**Problem description**
Each entry below must be repeated word for word.

Items listed in a dataset:
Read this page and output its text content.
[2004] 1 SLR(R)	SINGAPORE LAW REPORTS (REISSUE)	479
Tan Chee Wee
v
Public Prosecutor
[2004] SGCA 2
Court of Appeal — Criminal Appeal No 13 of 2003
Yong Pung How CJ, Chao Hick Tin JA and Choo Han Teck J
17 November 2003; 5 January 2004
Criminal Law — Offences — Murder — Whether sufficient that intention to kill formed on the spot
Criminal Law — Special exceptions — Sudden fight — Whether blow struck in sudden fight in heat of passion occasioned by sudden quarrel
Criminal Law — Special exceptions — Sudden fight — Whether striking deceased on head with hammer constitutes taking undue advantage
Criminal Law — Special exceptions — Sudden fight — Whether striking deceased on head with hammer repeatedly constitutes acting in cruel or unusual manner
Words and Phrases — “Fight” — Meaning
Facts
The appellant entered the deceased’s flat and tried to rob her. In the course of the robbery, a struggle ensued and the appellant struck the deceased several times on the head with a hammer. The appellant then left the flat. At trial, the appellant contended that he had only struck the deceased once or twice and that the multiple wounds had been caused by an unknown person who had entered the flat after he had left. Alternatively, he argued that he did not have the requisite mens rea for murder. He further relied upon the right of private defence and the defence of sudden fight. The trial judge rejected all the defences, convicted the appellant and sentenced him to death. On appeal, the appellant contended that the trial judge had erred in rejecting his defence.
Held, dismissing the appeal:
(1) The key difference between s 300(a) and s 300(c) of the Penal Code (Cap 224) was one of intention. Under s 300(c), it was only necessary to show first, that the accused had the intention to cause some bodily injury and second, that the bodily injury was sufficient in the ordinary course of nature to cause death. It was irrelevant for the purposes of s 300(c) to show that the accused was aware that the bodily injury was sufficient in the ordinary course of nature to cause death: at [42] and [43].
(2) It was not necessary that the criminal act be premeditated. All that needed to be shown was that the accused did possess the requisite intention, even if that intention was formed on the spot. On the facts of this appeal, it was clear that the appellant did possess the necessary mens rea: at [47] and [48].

**Answer for the task**
Read this page and output its text content.
[2004] 1 SLR(R)	SINGAPORE LAW REPORTS (REISSUE)	479
Tan Chee Wee
v
Public Prosecutor
[2004] SGCA 2
Court of Appeal — Criminal Appeal No 13 of 2003
Yong Pung How CJ, Chao Hick Tin JA and Choo Han Teck J
17 November 2003; 5 January 2004
Criminal Law — Offences — Murder — Whether sufficient that intention to kill formed on the spot
Criminal Law — Special exceptions — Sudden fight — Whether blow struck in sudden fight in heat of passion occasioned by sudden quarrel
Criminal Law — Special exceptions — Sudden fight — Whether striking deceased on head with hammer constitutes taking undue advantage
Criminal Law — Special exceptions — Sudden fight — Whether striking deceased on head with hammer repeatedly constitutes acting in cruel or unusual manner
Words and Phrases — “Fight” — Meaning
Facts
The appellant entered the deceased’s flat and tried to rob her. In the course of the robbery, a struggle ensued and the appellant struck the deceased several times on the head with a hammer. The appellant then left the flat. At trial, the appellant contended that he had only struck the deceased once or twice and that the multiple wounds had been caused by an unknown person who had entered the flat after he had left. Alternatively, he argued that he did not have the requisite mens rea for murder. He further relied upon the right of private defence and the defence of sudden fight. The trial judge rejected all the defences, convicted the appellant and sentenced him to death. On appeal, the appellant contended that the trial judge had erred in rejecting his defence.
Held, dismissing the appeal:
(1) The key difference between s 300(a) and s 300(c) of the Penal Code (Cap 224) was one of intention. Under s 300(c), it was only necessary to show first, that the accused had the intention to cause some bodily injury and second, that the bodily injury was sufficient in the ordinary course of nature to cause death. It was irrelevant for the purposes of s 300(c) to show that the accused was aware that the bodily injury was sufficient in the ordinary course of nature to cause death: at [42] and [43].
(2) It was not necessary that the criminal act be premeditated. All that needed to be shown was that the accused did possess the requisite intention, even if that intention was formed on the spot. On the facts of this appeal, it was clear that the appellant did possess the necessary mens rea: at [47] and [48].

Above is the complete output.